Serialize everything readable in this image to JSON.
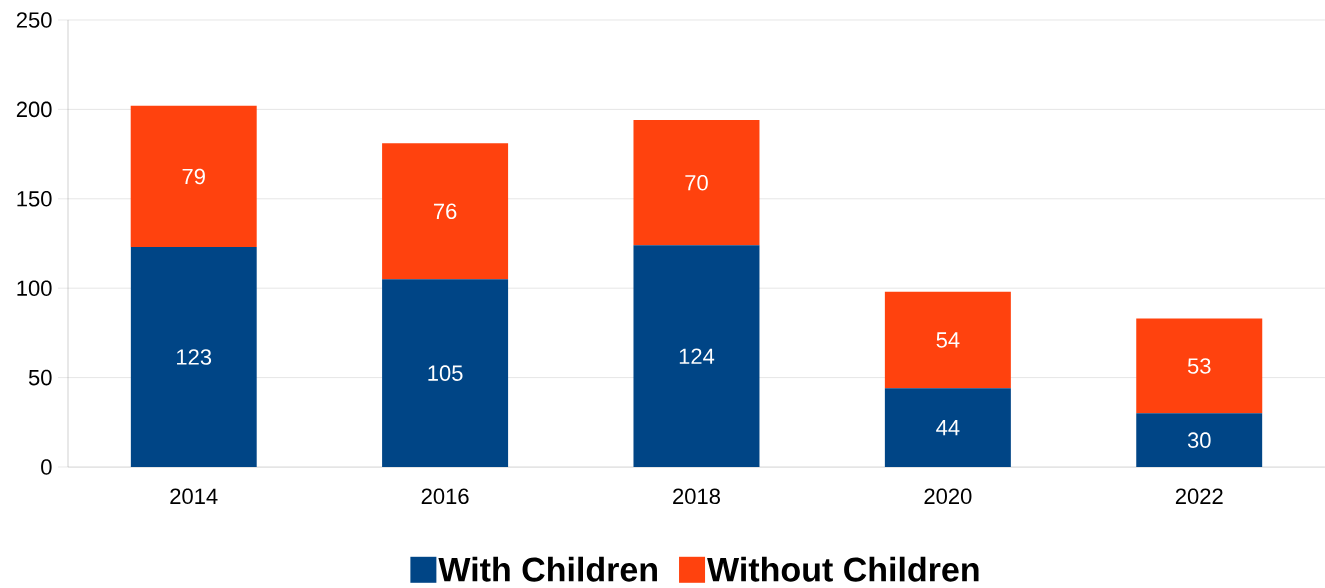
{
  "chart_data": {
    "type": "bar",
    "stacked": true,
    "categories": [
      "2014",
      "2016",
      "2018",
      "2020",
      "2022"
    ],
    "series": [
      {
        "name": "With Children",
        "color": "#004586",
        "values": [
          123,
          105,
          124,
          44,
          30
        ]
      },
      {
        "name": "Without Children",
        "color": "#ff420e",
        "values": [
          79,
          76,
          70,
          54,
          53
        ]
      }
    ],
    "ylim": [
      0,
      250
    ],
    "yticks": [
      0,
      50,
      100,
      150,
      200,
      250
    ],
    "grid": "y",
    "legend": "bottom",
    "data_labels": true
  }
}
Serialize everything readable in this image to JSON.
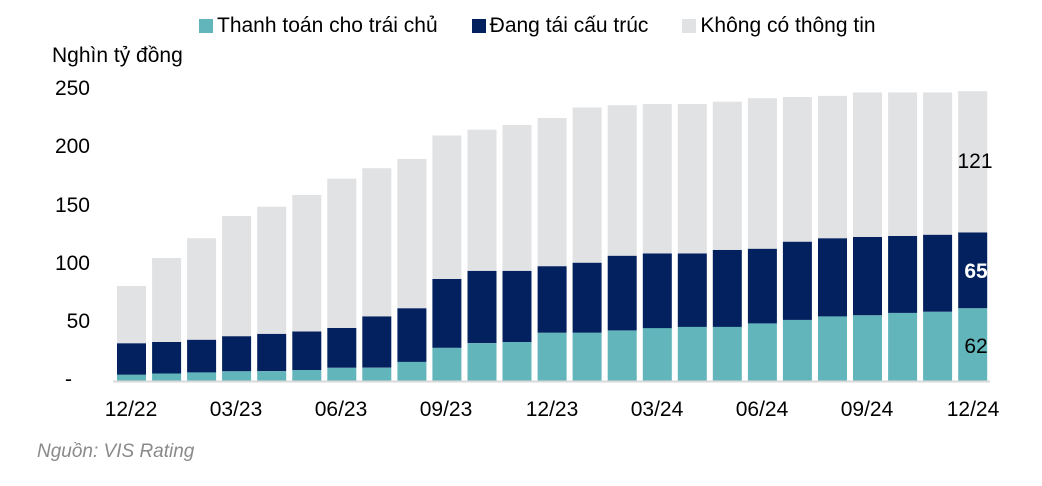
{
  "legend": {
    "items": [
      {
        "label": "Thanh toán cho trái chủ",
        "color": "#62B5BA"
      },
      {
        "label": "Đang tái cấu trúc",
        "color": "#03215F"
      },
      {
        "label": "Không có thông tin",
        "color": "#E1E2E4"
      }
    ]
  },
  "axis": {
    "unit_label": "Nghìn tỷ đồng",
    "y_ticks": [
      "250",
      "200",
      "150",
      "100",
      "50",
      "-"
    ],
    "x_ticks": [
      "12/22",
      "03/23",
      "06/23",
      "09/23",
      "12/23",
      "03/24",
      "06/24",
      "09/24",
      "12/24"
    ]
  },
  "data_labels": {
    "gray": "121",
    "navy": "65",
    "teal": "62"
  },
  "source": "Nguồn: VIS Rating",
  "chart_data": {
    "type": "bar",
    "stacked": true,
    "title": "",
    "xlabel": "",
    "ylabel": "Nghìn tỷ đồng",
    "ylim": [
      0,
      250
    ],
    "yticks": [
      0,
      50,
      100,
      150,
      200,
      250
    ],
    "grid": false,
    "legend_position": "top",
    "categories": [
      "12/22",
      "01/23",
      "02/23",
      "03/23",
      "04/23",
      "05/23",
      "06/23",
      "07/23",
      "08/23",
      "09/23",
      "10/23",
      "11/23",
      "12/23",
      "01/24",
      "02/24",
      "03/24",
      "04/24",
      "05/24",
      "06/24",
      "07/24",
      "08/24",
      "09/24",
      "10/24",
      "11/24",
      "12/24"
    ],
    "series": [
      {
        "name": "Thanh toán cho trái chủ",
        "color": "#62B5BA",
        "values": [
          5,
          6,
          7,
          8,
          8,
          9,
          11,
          11,
          16,
          28,
          32,
          33,
          41,
          41,
          43,
          45,
          46,
          46,
          49,
          52,
          55,
          56,
          58,
          59,
          62
        ]
      },
      {
        "name": "Đang tái cấu trúc",
        "color": "#03215F",
        "values": [
          27,
          27,
          28,
          30,
          32,
          33,
          34,
          44,
          46,
          59,
          62,
          61,
          57,
          60,
          64,
          64,
          63,
          66,
          64,
          67,
          67,
          67,
          66,
          66,
          65
        ]
      },
      {
        "name": "Không có thông tin",
        "color": "#E1E2E4",
        "values": [
          49,
          72,
          87,
          103,
          109,
          117,
          128,
          127,
          128,
          123,
          121,
          125,
          127,
          133,
          129,
          128,
          128,
          127,
          129,
          124,
          122,
          124,
          123,
          122,
          121
        ]
      }
    ],
    "annotations": [
      {
        "category": "12/24",
        "series": "Không có thông tin",
        "text": "121"
      },
      {
        "category": "12/24",
        "series": "Đang tái cấu trúc",
        "text": "65"
      },
      {
        "category": "12/24",
        "series": "Thanh toán cho trái chủ",
        "text": "62"
      }
    ]
  }
}
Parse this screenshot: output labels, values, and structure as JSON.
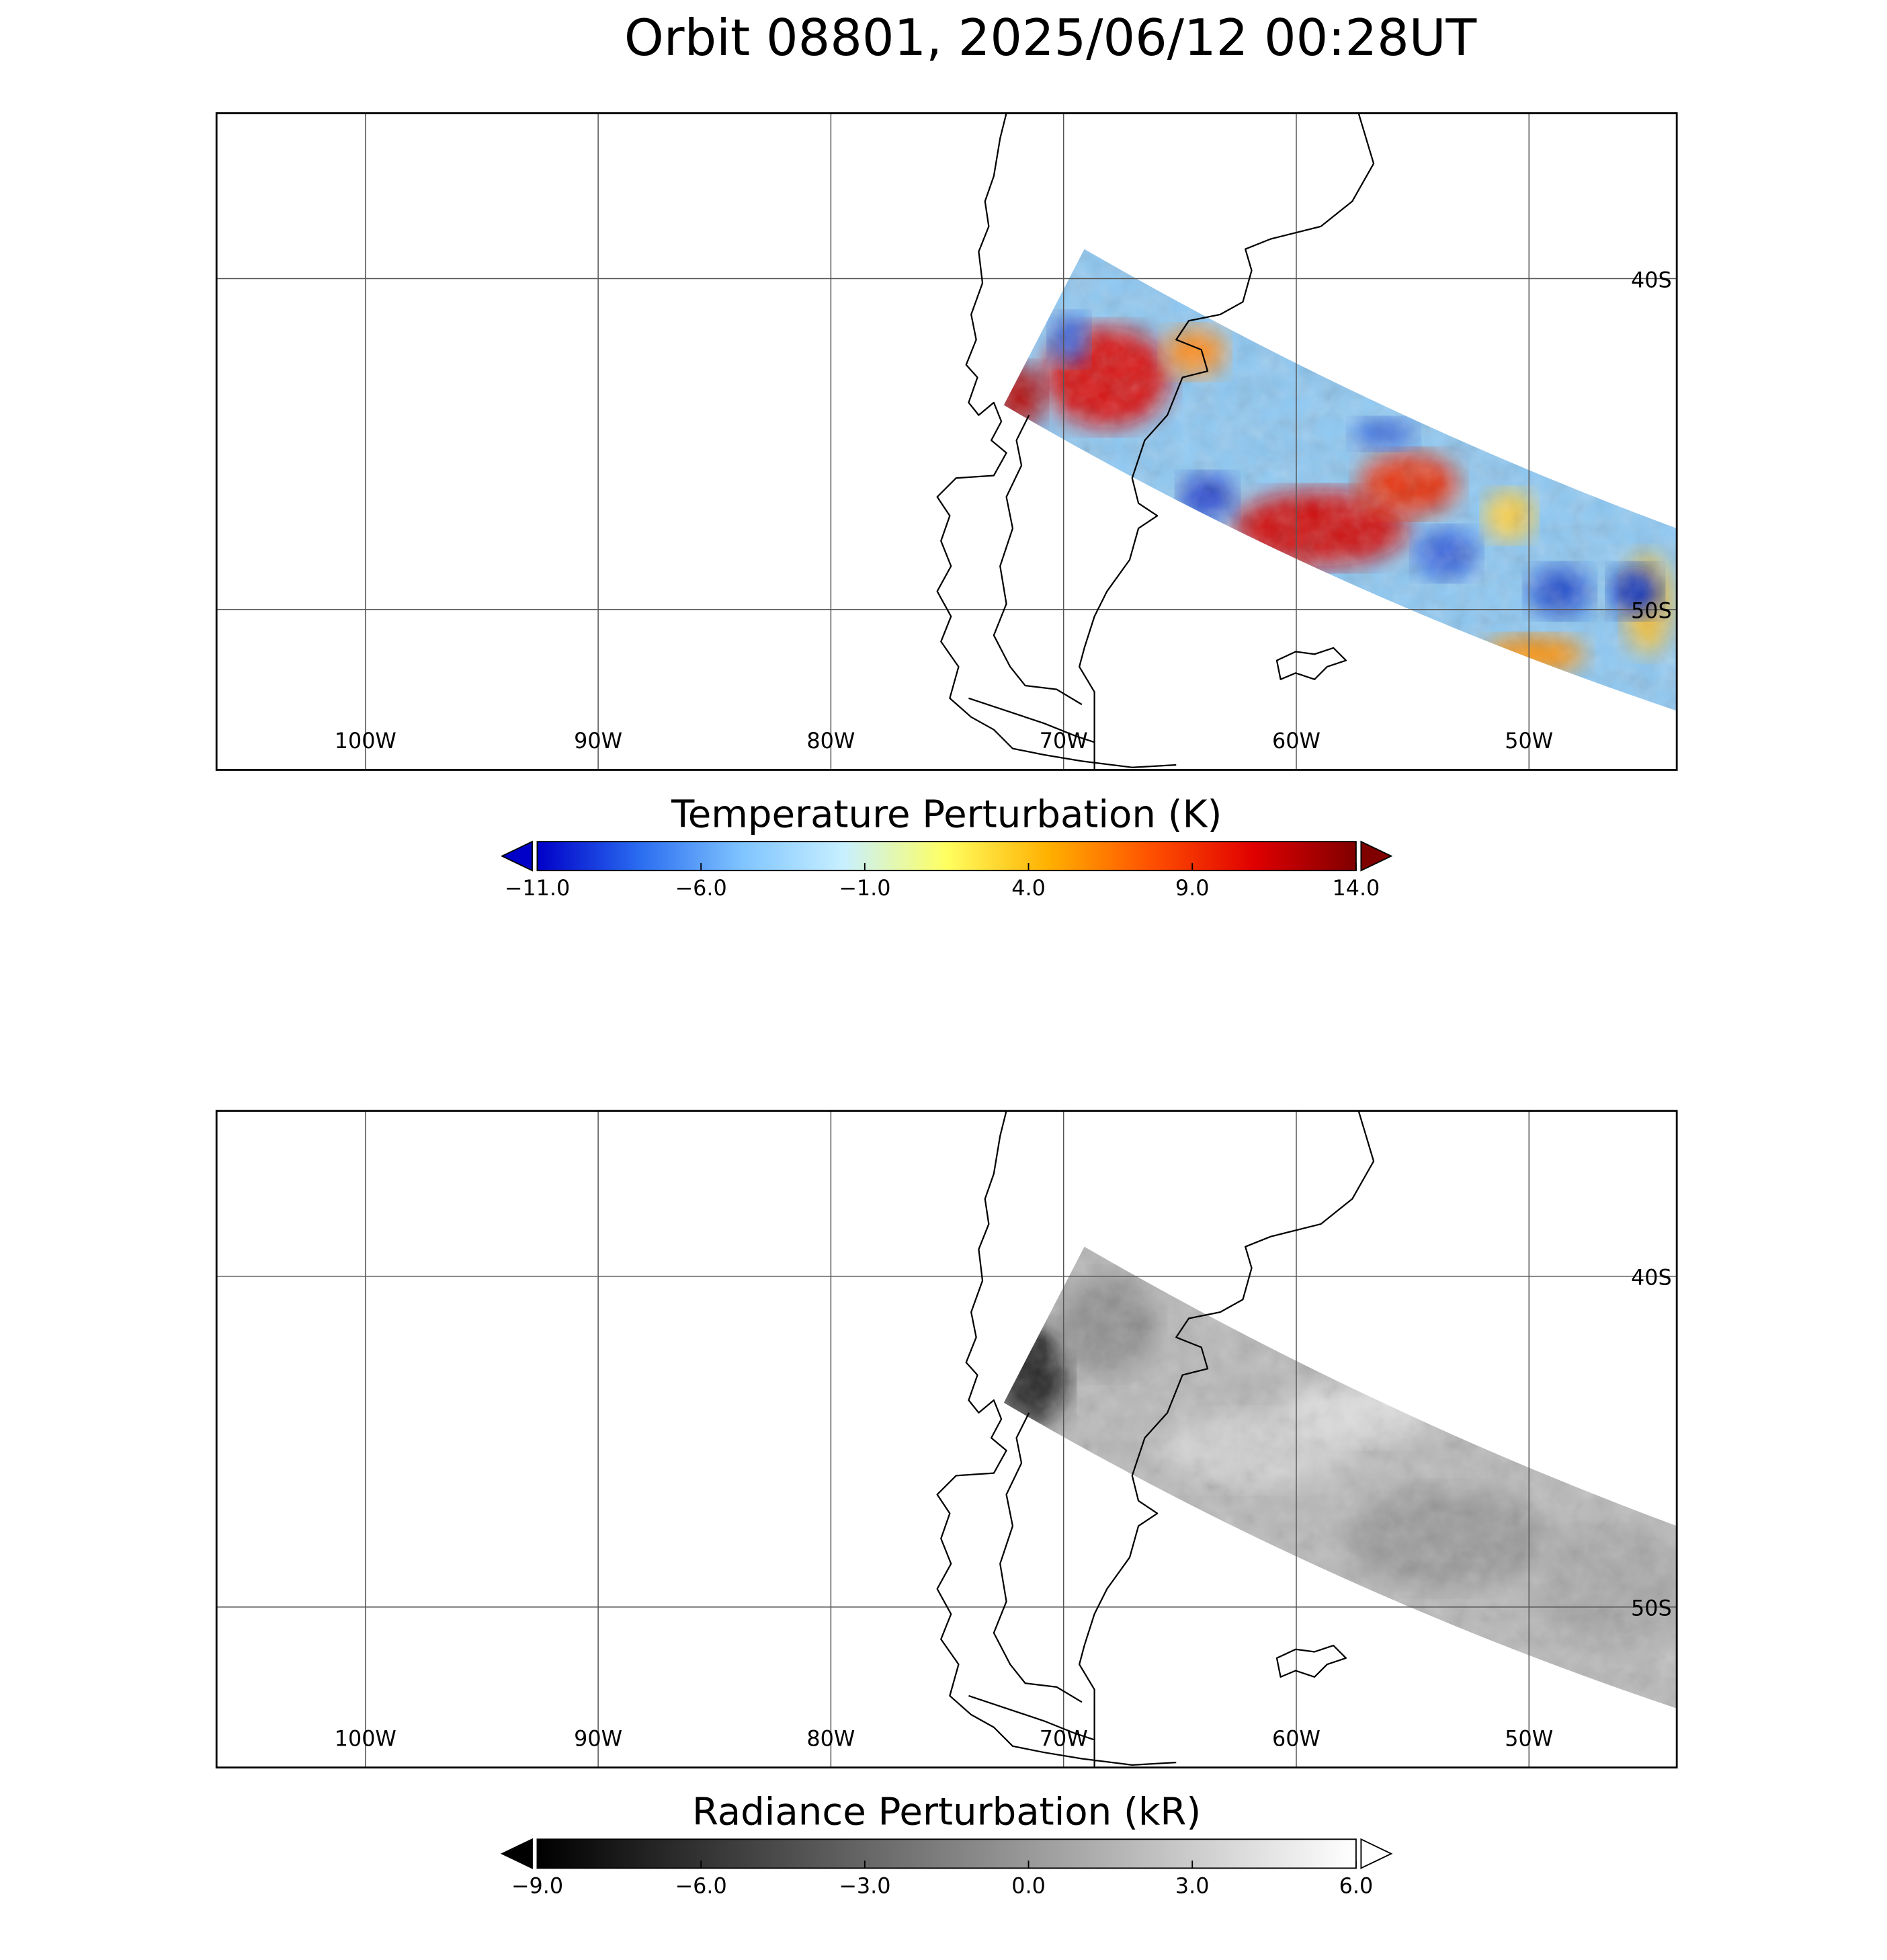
{
  "title": "Orbit 08801, 2025/06/12 00:28UT",
  "panels": [
    {
      "lon_range": [
        -106.4,
        -43.65
      ],
      "lat_range": [
        -35,
        -54.85
      ],
      "lon_ticks": [
        {
          "value": -100,
          "label": "100W"
        },
        {
          "value": -90,
          "label": "90W"
        },
        {
          "value": -80,
          "label": "80W"
        },
        {
          "value": -70,
          "label": "70W"
        },
        {
          "value": -60,
          "label": "60W"
        },
        {
          "value": -50,
          "label": "50W"
        }
      ],
      "lat_ticks": [
        {
          "value": -40,
          "label": "40S"
        },
        {
          "value": -50,
          "label": "50S"
        }
      ],
      "colorbar": {
        "label": "Temperature Perturbation (K)",
        "range": [
          -11,
          14
        ],
        "ticks": [
          {
            "value": -11,
            "label": "−11.0"
          },
          {
            "value": -6,
            "label": "−6.0"
          },
          {
            "value": -1,
            "label": "−1.0"
          },
          {
            "value": 4,
            "label": "4.0"
          },
          {
            "value": 9,
            "label": "9.0"
          },
          {
            "value": 14,
            "label": "14.0"
          }
        ],
        "colors": [
          "#0000c8",
          "#2a6cf0",
          "#7fc4ff",
          "#c8f0ff",
          "#ffff60",
          "#ffb000",
          "#ff5000",
          "#e00000",
          "#800000"
        ]
      }
    },
    {
      "lon_range": [
        -106.4,
        -43.65
      ],
      "lat_range": [
        -35,
        -54.85
      ],
      "lon_ticks": [
        {
          "value": -100,
          "label": "100W"
        },
        {
          "value": -90,
          "label": "90W"
        },
        {
          "value": -80,
          "label": "80W"
        },
        {
          "value": -70,
          "label": "70W"
        },
        {
          "value": -60,
          "label": "60W"
        },
        {
          "value": -50,
          "label": "50W"
        }
      ],
      "lat_ticks": [
        {
          "value": -40,
          "label": "40S"
        },
        {
          "value": -50,
          "label": "50S"
        }
      ],
      "colorbar": {
        "label": "Radiance Perturbation (kR)",
        "range": [
          -9,
          6
        ],
        "ticks": [
          {
            "value": -9,
            "label": "−9.0"
          },
          {
            "value": -6,
            "label": "−6.0"
          },
          {
            "value": -3,
            "label": "−3.0"
          },
          {
            "value": 0,
            "label": "0.0"
          },
          {
            "value": 3,
            "label": "3.0"
          },
          {
            "value": 6,
            "label": "6.0"
          }
        ],
        "colors": [
          "#000000",
          "#ffffff"
        ]
      }
    }
  ]
}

What is being asked: Restate the entire listing word for word, excluding pictures.

Written solution:
Serialize everything readable in this image to JSON.
{
  "chart_data": {
    "type": "bar",
    "stacked": true,
    "categories": [
      "2014",
      "2016",
      "2018",
      "2020",
      "2022"
    ],
    "series": [
      {
        "name": "With Children",
        "color": "#004586",
        "values": [
          123,
          105,
          124,
          44,
          30
        ]
      },
      {
        "name": "Without Children",
        "color": "#ff420e",
        "values": [
          79,
          76,
          70,
          54,
          53
        ]
      }
    ],
    "ylim": [
      0,
      250
    ],
    "yticks": [
      0,
      50,
      100,
      150,
      200,
      250
    ],
    "grid": "y",
    "legend": "bottom",
    "data_labels": true
  }
}
Serialize everything readable in this image to JSON.
{
  "legend": {
    "items": [
      {
        "label": "Thanh toán cho trái chủ",
        "color": "#62B5BA"
      },
      {
        "label": "Đang tái cấu trúc",
        "color": "#03215F"
      },
      {
        "label": "Không có thông tin",
        "color": "#E1E2E4"
      }
    ]
  },
  "axis": {
    "unit_label": "Nghìn tỷ đồng",
    "y_ticks": [
      "250",
      "200",
      "150",
      "100",
      "50",
      "-"
    ],
    "x_ticks": [
      "12/22",
      "03/23",
      "06/23",
      "09/23",
      "12/23",
      "03/24",
      "06/24",
      "09/24",
      "12/24"
    ]
  },
  "data_labels": {
    "gray": "121",
    "navy": "65",
    "teal": "62"
  },
  "source": "Nguồn: VIS Rating",
  "chart_data": {
    "type": "bar",
    "stacked": true,
    "title": "",
    "xlabel": "",
    "ylabel": "Nghìn tỷ đồng",
    "ylim": [
      0,
      250
    ],
    "yticks": [
      0,
      50,
      100,
      150,
      200,
      250
    ],
    "grid": false,
    "legend_position": "top",
    "categories": [
      "12/22",
      "01/23",
      "02/23",
      "03/23",
      "04/23",
      "05/23",
      "06/23",
      "07/23",
      "08/23",
      "09/23",
      "10/23",
      "11/23",
      "12/23",
      "01/24",
      "02/24",
      "03/24",
      "04/24",
      "05/24",
      "06/24",
      "07/24",
      "08/24",
      "09/24",
      "10/24",
      "11/24",
      "12/24"
    ],
    "series": [
      {
        "name": "Thanh toán cho trái chủ",
        "color": "#62B5BA",
        "values": [
          5,
          6,
          7,
          8,
          8,
          9,
          11,
          11,
          16,
          28,
          32,
          33,
          41,
          41,
          43,
          45,
          46,
          46,
          49,
          52,
          55,
          56,
          58,
          59,
          62
        ]
      },
      {
        "name": "Đang tái cấu trúc",
        "color": "#03215F",
        "values": [
          27,
          27,
          28,
          30,
          32,
          33,
          34,
          44,
          46,
          59,
          62,
          61,
          57,
          60,
          64,
          64,
          63,
          66,
          64,
          67,
          67,
          67,
          66,
          66,
          65
        ]
      },
      {
        "name": "Không có thông tin",
        "color": "#E1E2E4",
        "values": [
          49,
          72,
          87,
          103,
          109,
          117,
          128,
          127,
          128,
          123,
          121,
          125,
          127,
          133,
          129,
          128,
          128,
          127,
          129,
          124,
          122,
          124,
          123,
          122,
          121
        ]
      }
    ],
    "annotations": [
      {
        "category": "12/24",
        "series": "Không có thông tin",
        "text": "121"
      },
      {
        "category": "12/24",
        "series": "Đang tái cấu trúc",
        "text": "65"
      },
      {
        "category": "12/24",
        "series": "Thanh toán cho trái chủ",
        "text": "62"
      }
    ]
  }
}
Parse this screenshot: output labels, values, and structure as JSON.
{
  "title": "Orbit 08801, 2025/06/12 00:28UT",
  "panels": [
    {
      "lon_range": [
        -106.4,
        -43.65
      ],
      "lat_range": [
        -35,
        -54.85
      ],
      "lon_ticks": [
        {
          "value": -100,
          "label": "100W"
        },
        {
          "value": -90,
          "label": "90W"
        },
        {
          "value": -80,
          "label": "80W"
        },
        {
          "value": -70,
          "label": "70W"
        },
        {
          "value": -60,
          "label": "60W"
        },
        {
          "value": -50,
          "label": "50W"
        }
      ],
      "lat_ticks": [
        {
          "value": -40,
          "label": "40S"
        },
        {
          "value": -50,
          "label": "50S"
        }
      ],
      "colorbar": {
        "label": "Temperature Perturbation (K)",
        "range": [
          -11,
          14
        ],
        "ticks": [
          {
            "value": -11,
            "label": "−11.0"
          },
          {
            "value": -6,
            "label": "−6.0"
          },
          {
            "value": -1,
            "label": "−1.0"
          },
          {
            "value": 4,
            "label": "4.0"
          },
          {
            "value": 9,
            "label": "9.0"
          },
          {
            "value": 14,
            "label": "14.0"
          }
        ],
        "colors": [
          "#0000c8",
          "#2a6cf0",
          "#7fc4ff",
          "#c8f0ff",
          "#ffff60",
          "#ffb000",
          "#ff5000",
          "#e00000",
          "#800000"
        ]
      }
    },
    {
      "lon_range": [
        -106.4,
        -43.65
      ],
      "lat_range": [
        -35,
        -54.85
      ],
      "lon_ticks": [
        {
          "value": -100,
          "label": "100W"
        },
        {
          "value": -90,
          "label": "90W"
        },
        {
          "value": -80,
          "label": "80W"
        },
        {
          "value": -70,
          "label": "70W"
        },
        {
          "value": -60,
          "label": "60W"
        },
        {
          "value": -50,
          "label": "50W"
        }
      ],
      "lat_ticks": [
        {
          "value": -40,
          "label": "40S"
        },
        {
          "value": -50,
          "label": "50S"
        }
      ],
      "colorbar": {
        "label": "Radiance Perturbation (kR)",
        "range": [
          -9,
          6
        ],
        "ticks": [
          {
            "value": -9,
            "label": "−9.0"
          },
          {
            "value": -6,
            "label": "−6.0"
          },
          {
            "value": -3,
            "label": "−3.0"
          },
          {
            "value": 0,
            "label": "0.0"
          },
          {
            "value": 3,
            "label": "3.0"
          },
          {
            "value": 6,
            "label": "6.0"
          }
        ],
        "colors": [
          "#000000",
          "#ffffff"
        ]
      }
    }
  ]
}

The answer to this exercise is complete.